## YOUR TASK
Count every line that holds the string "Lobato", and report the number alone.

## DATA PROVIDED
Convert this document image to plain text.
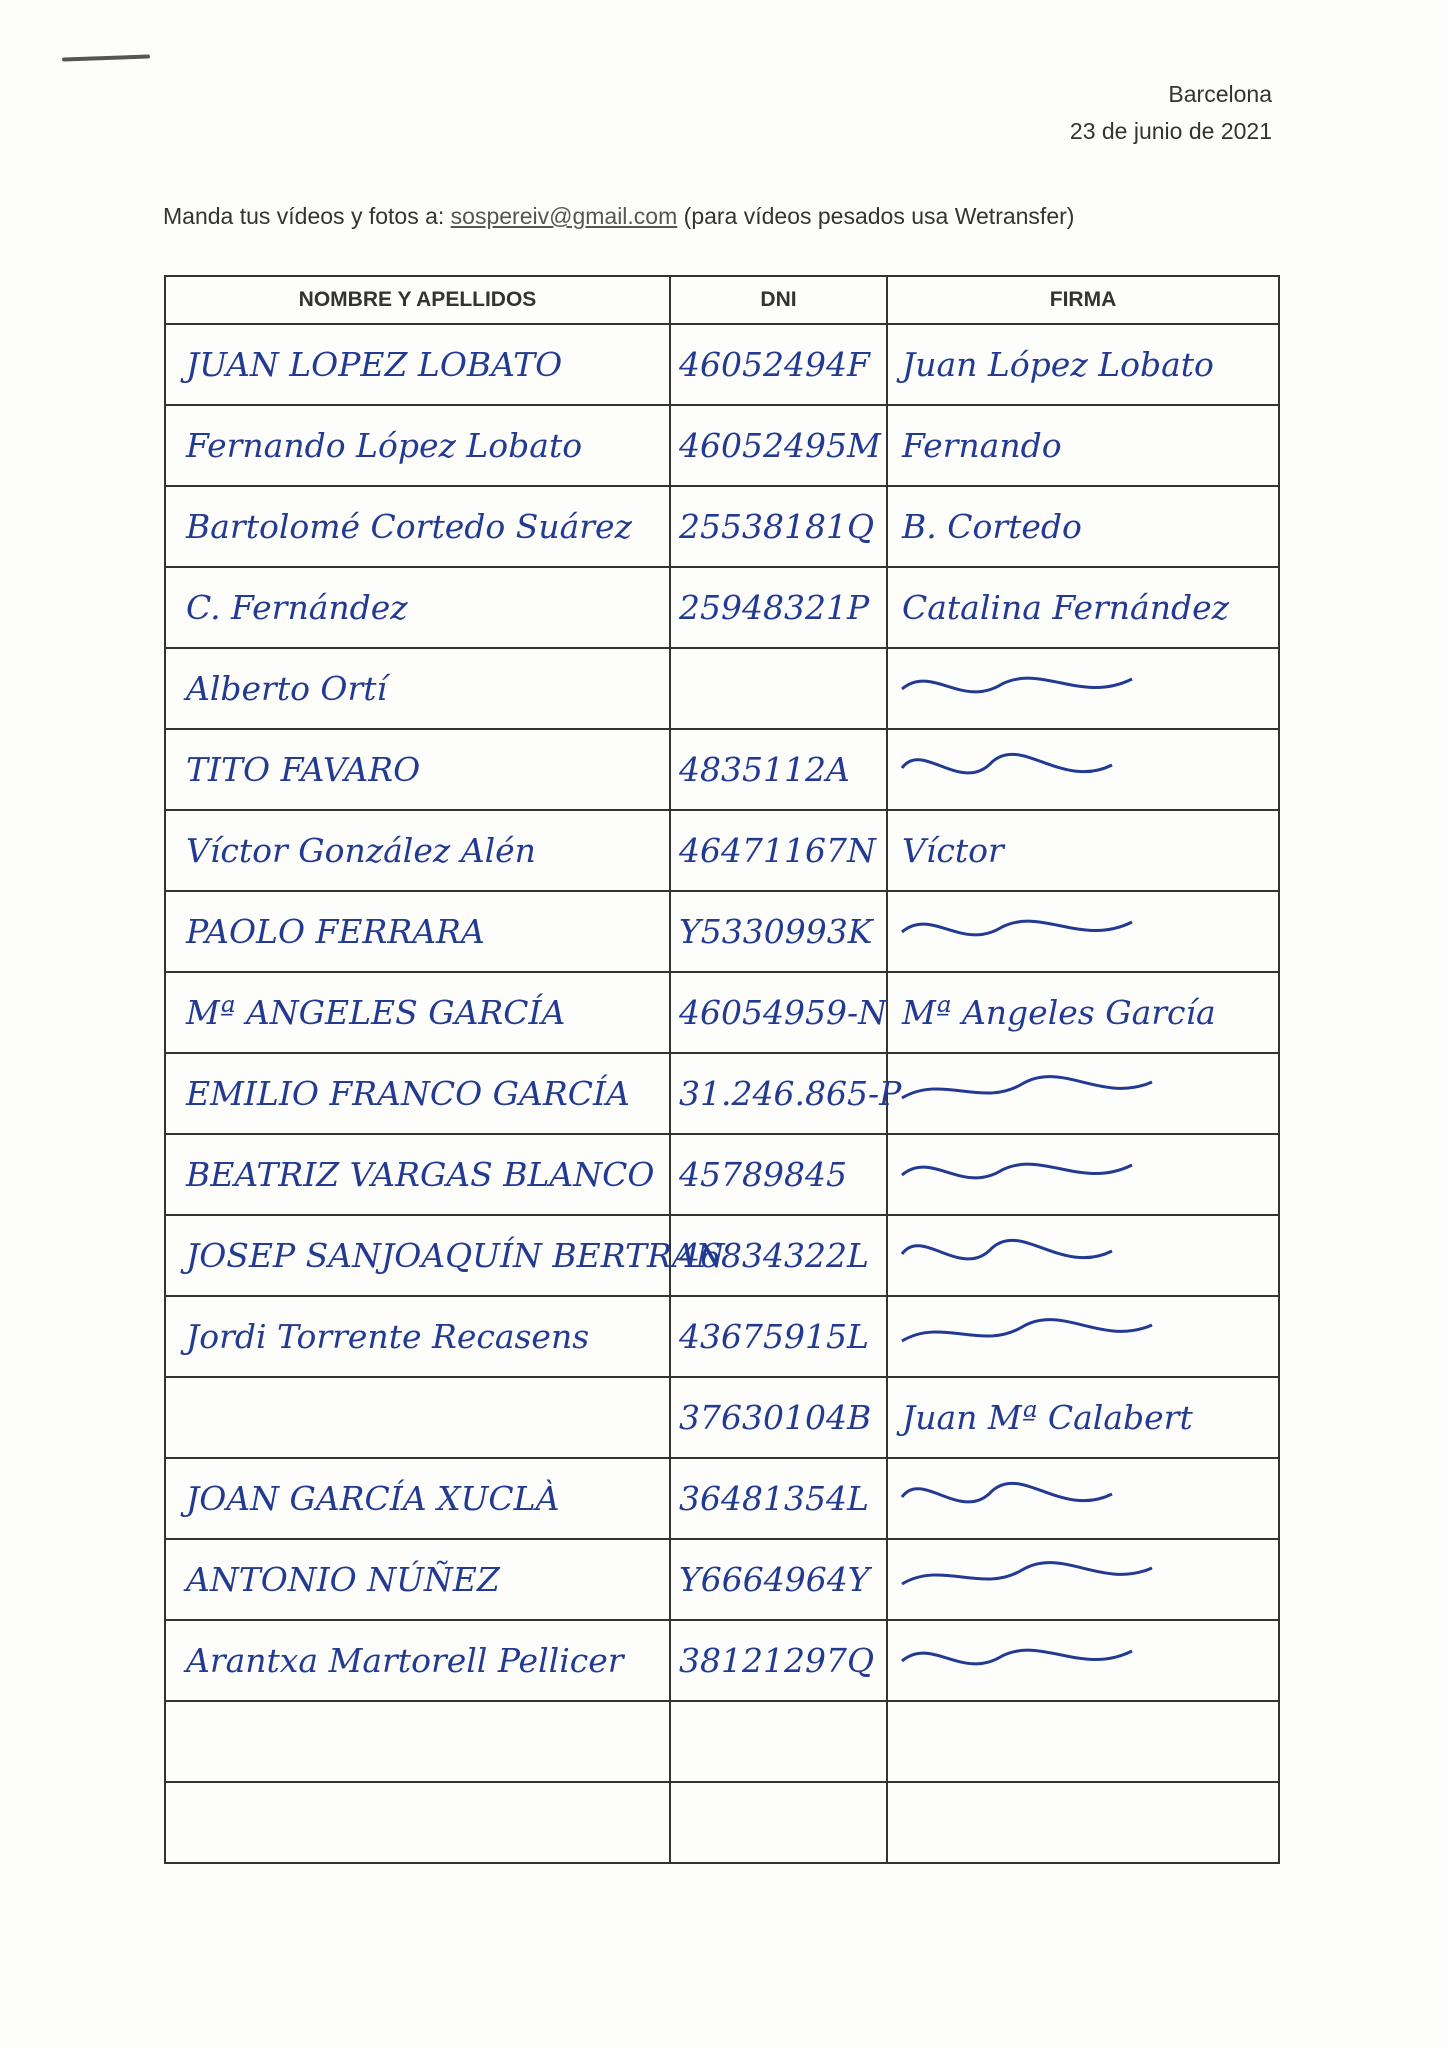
Barcelona
23 de junio de 2021
Manda tus vídeos y fotos a: sospereiv@gmail.com (para vídeos pesados usa Wetransfer)
NOMBRE Y APELLIDOS	DNI	FIRMA
JUAN LOPEZ LOBATO	46052494F	Juan López Lobato
Fernando López Lobato	46052495M	Fernando
Bartolomé Cortedo Suárez	25538181Q	B. Cortedo
C. Fernández	25948321P	Catalina Fernández
Alberto Ortí		
TITO FAVARO	4835112A	
Víctor González Alén	46471167N	Víctor
PAOLO FERRARA	Y5330993K	
Mª ANGELES GARCÍA	46054959-N	Mª Angeles García
EMILIO FRANCO GARCÍA	31.246.865-P	
BEATRIZ VARGAS BLANCO	45789845	
JOSEP SANJOAQUÍN BERTRAN	46834322L	
Jordi Torrente Recasens	43675915L	
	37630104B	Juan Mª Calabert
JOAN GARCÍA XUCLÀ	36481354L	
ANTONIO NÚÑEZ	Y6664964Y	
Arantxa Martorell Pellicer	38121297Q	
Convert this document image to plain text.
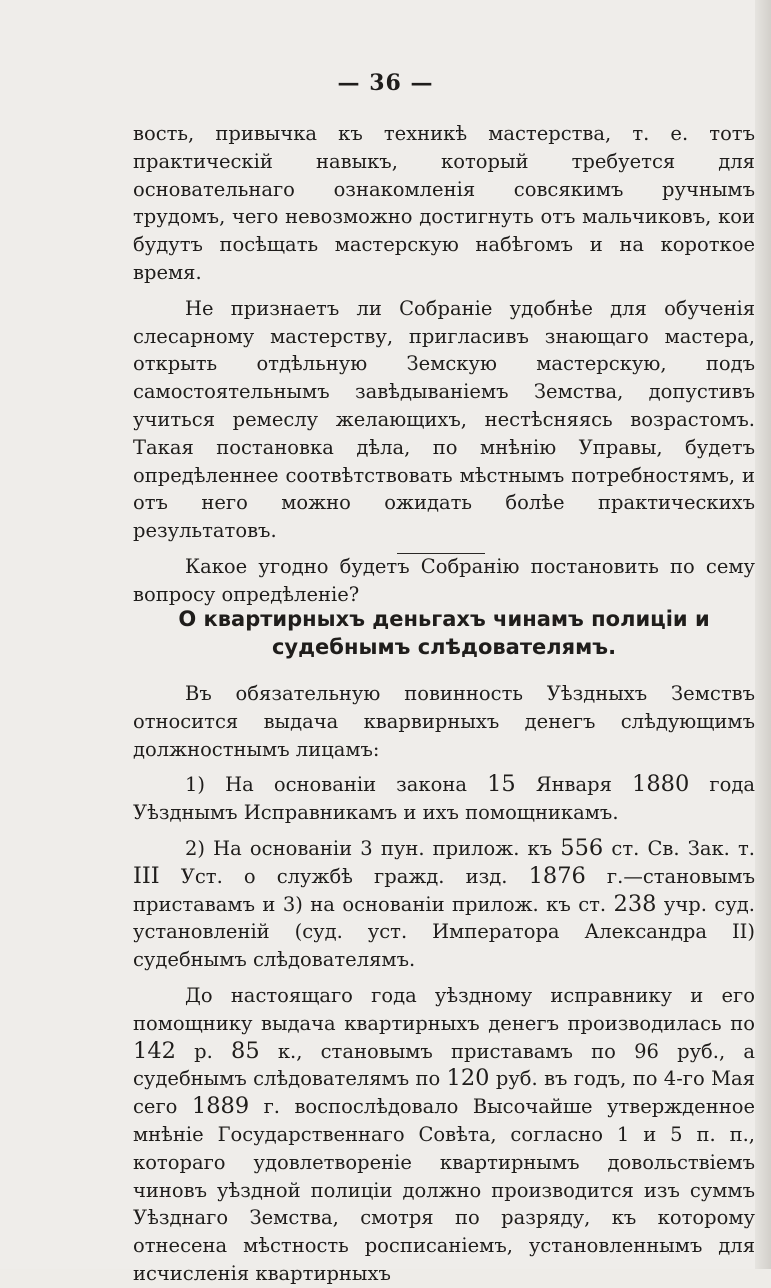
— 36 —

вость, привычка къ техникѣ мастерства, т. е. тотъ практическій навыкъ, который требуется для основательнаго ознакомленія совсякимъ ручнымъ трудомъ, чего невозможно достигнуть отъ мальчиковъ, кои будутъ посѣщать мастерскую набѣгомъ и на короткое время.

Не признаетъ ли Собраніе удобнѣе для обученія слесарному мастерству, пригласивъ знающаго мастера, открыть отдѣльную Земскую мастерскую, подъ самостоятельнымъ завѣдываніемъ Земства, допустивъ учиться ремеслу желающихъ, нестѣсняясь возрастомъ. Такая постановка дѣла, по мнѣнію Управы, будетъ опредѣленнее соотвѣтствовать мѣстнымъ потребностямъ, и отъ него можно ожидать болѣе практическихъ результатовъ.

Какое угодно будетъ Собранію постановить по сему вопросу опредѣленіе?

О квартирныхъ деньгахъ чинамъ полиціи и судебнымъ слѣдователямъ.

Въ обязательную повинность Уѣздныхъ Земствъ относится выдача кварвирныхъ денегъ слѣдующимъ должностнымъ лицамъ:

1) На основаніи закона 15 Января 1880 года Уѣзднымъ Исправникамъ и ихъ помощникамъ.

2) На основаніи 3 пун. прилож. къ 556 ст. Св. Зак. т. III Уст. о службѣ гражд. изд. 1876 г.—становымъ приставамъ и 3) на основаніи прилож. къ ст. 238 учр. суд. установленій (суд. уст. Императора Александра II) судебнымъ слѣдователямъ.

До настоящаго года уѣздному исправнику и его помощнику выдача квартирныхъ денегъ производилась по 142 р. 85 к., становымъ приставамъ по 96 руб., а судебнымъ слѣдователямъ по 120 руб. въ годъ, по 4-го Мая сего 1889 г. воспослѣдовало Высочайше утвержденное мнѣніе Государственнаго Совѣта, согласно 1 и 5 п. п., котораго удовлетвореніе квартирнымъ довольствіемъ чиновъ уѣздной полиціи должно производится изъ суммъ Уѣзднаго Земства, смотря по разряду, къ которому отнесена мѣстность росписаніемъ, установленнымъ для исчисленія квартирныхъ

## FULL RESPONSE
2